┌──

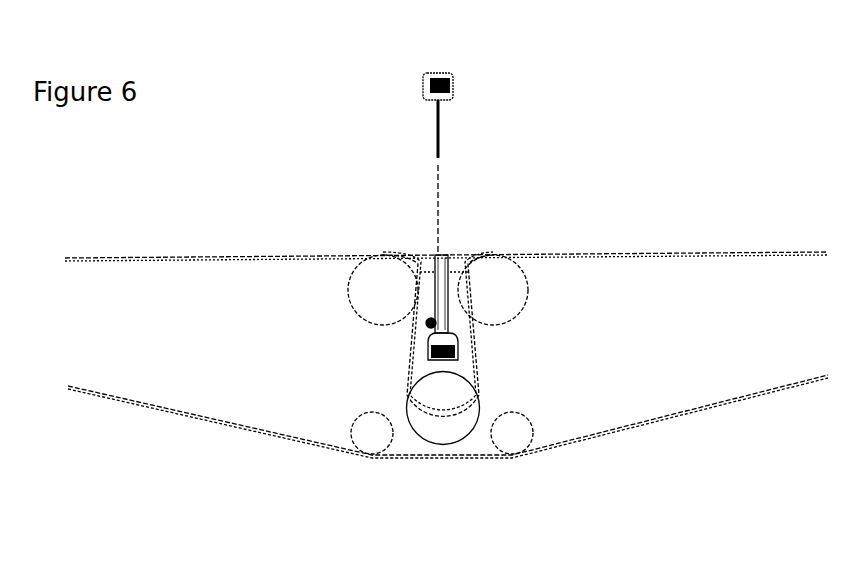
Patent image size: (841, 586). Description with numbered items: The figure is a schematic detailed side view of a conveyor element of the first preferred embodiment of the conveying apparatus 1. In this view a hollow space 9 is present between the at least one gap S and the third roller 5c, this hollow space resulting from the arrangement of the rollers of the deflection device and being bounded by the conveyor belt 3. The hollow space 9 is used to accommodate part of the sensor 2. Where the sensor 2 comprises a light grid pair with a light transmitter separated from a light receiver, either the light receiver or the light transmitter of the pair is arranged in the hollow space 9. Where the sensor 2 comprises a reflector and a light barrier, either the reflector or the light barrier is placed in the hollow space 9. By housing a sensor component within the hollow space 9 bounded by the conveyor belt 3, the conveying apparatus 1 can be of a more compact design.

The conveying apparatus 1 is at (548, 212).
The sensor 2 is at (430, 73).
The conveyor belt 3 is at (688, 248).
The third roller 5c is at (443, 423).
The hollow space 9 is at (425, 310).
The gap S is at (467, 243).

└──

Which lines in the records above contain the word "roller"? Gather each of those lines.

Patent image size: (841, 586). Description with numbered items: The figure is a schematic detailed side view of a conveyor element of the first preferred embodiment of the conveying apparatus 1. In this view a hollow space 9 is present between the at least one gap S and the third roller 5c, this hollow space resulting from the arrangement of the rollers of the deflection device and being bounded by the conveyor belt 3. The hollow space 9 is used to accommodate part of the sensor 2. Where the sensor 2 comprises a light grid pair with a light transmitter separated from a light receiver, either the light receiver or the light transmitter of the pair is arranged in the hollow space 9. Where the sensor 2 comprises a reflector and a light barrier, either the reflector or the light barrier is placed in the hollow space 9. By housing a sensor component within the hollow space 9 bounded by the conveyor belt 3, the conveying apparatus 1 can be of a more compact design.
The third roller 5c is at (443, 423).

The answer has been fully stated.